──────── TEXT SECTION

How do I use Nette\Utils\Tokenizer?

petr.pavel

Hey guys, I have a long text with a variable number of tokens. A token is a sequence of characters with optional parameters.

Simplified example:

some text
second line
[reference:ABC,DEF,GHI]
some other text
[different-token]
again some text

I'm wondering if Tokenizer could be used to convert the text into something like:

array(
  array('value' => "some text\nsecond line", 'type' => "text"),
  array('value' => array(
    array('value' => 'reference', 'type' => 'component'),
    array('value' => 'ABC,DEF,GHI', 'type' => 'parameters'),
  ), 'type' => 'token'),
  array('value' => "some other text", 'type' => "text"),
  array('value' => array(
    array('value' => 'different-token', 'type' => 'component'),
  ), 'type' => 'token'),
  array('value' => "again some text", 'type' => "text"),
)

The format of the output array doesn't really matter. I just need pieces of texts and components with their parameters.

I know how to do it the hard way with preg_split() in two iterations but I'm hoping for some more clever way.

HosipLan

Tokenizer is “only” a base for complex lexer/parser. You can have a look at real usage here or here.

petr.pavel

Thank you for the links. Coincidentally, your PropertiesLexer.php was one of the sources I've read when trying to understand the Tokenizer. I also studied Nette unit tests.

I know close to nothing about lexical analysis and I was wondering if the Tokenizer could be misused for my purpose. I guess not. Or perhaps yes, but with no additional benefit to simple preg_split().

Thanks Filip.

────────────────
──────── DATA SECTION

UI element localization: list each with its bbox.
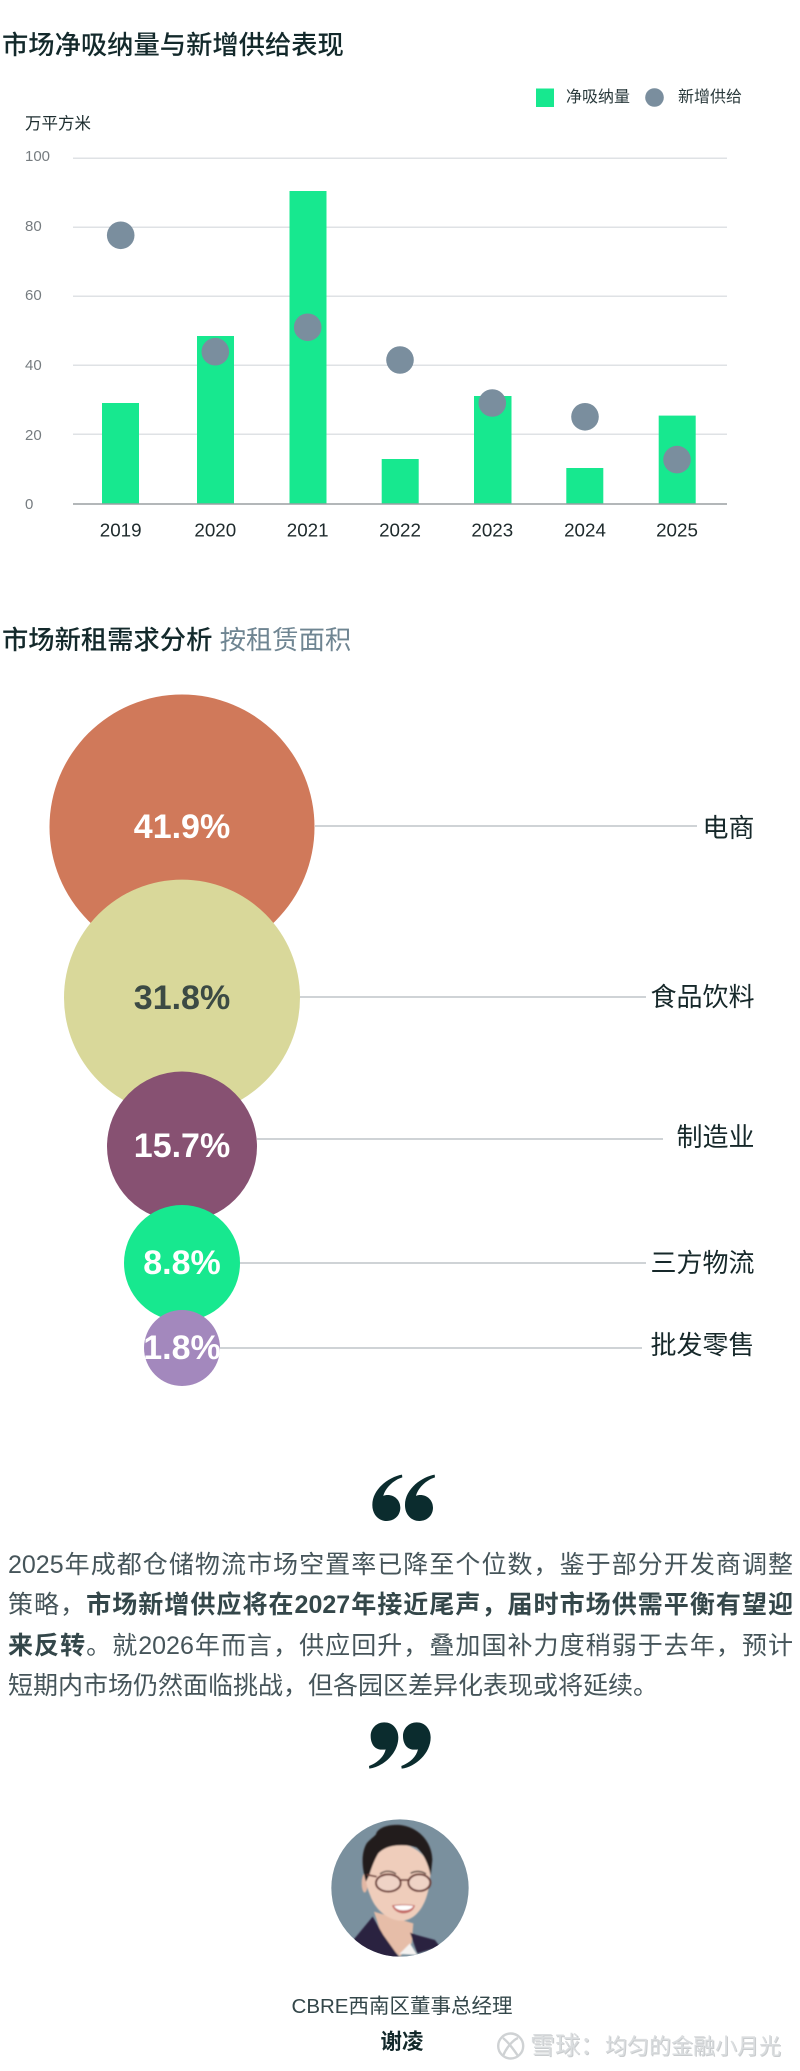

────────────────

REQUIRED TASKS:
A: In the forum thread about Nette's Tokenizer, list every distinct 'type' value that appears in the output array the first poster hopes to produce.
B: Reproduce the passage from the forum thread about Nette's Tokenizer word for word, starting at "How do I use" and ending at "with optional parameters.".

TASK-BY-TASK ANSWERS:
A:
- text
- component
- parameters
- token

B:
How do I use Nette\Utils\Tokenizer?

petr.pavel

Hey guys, I have a long text with a variable number of tokens. A token is a sequence of characters with optional parameters.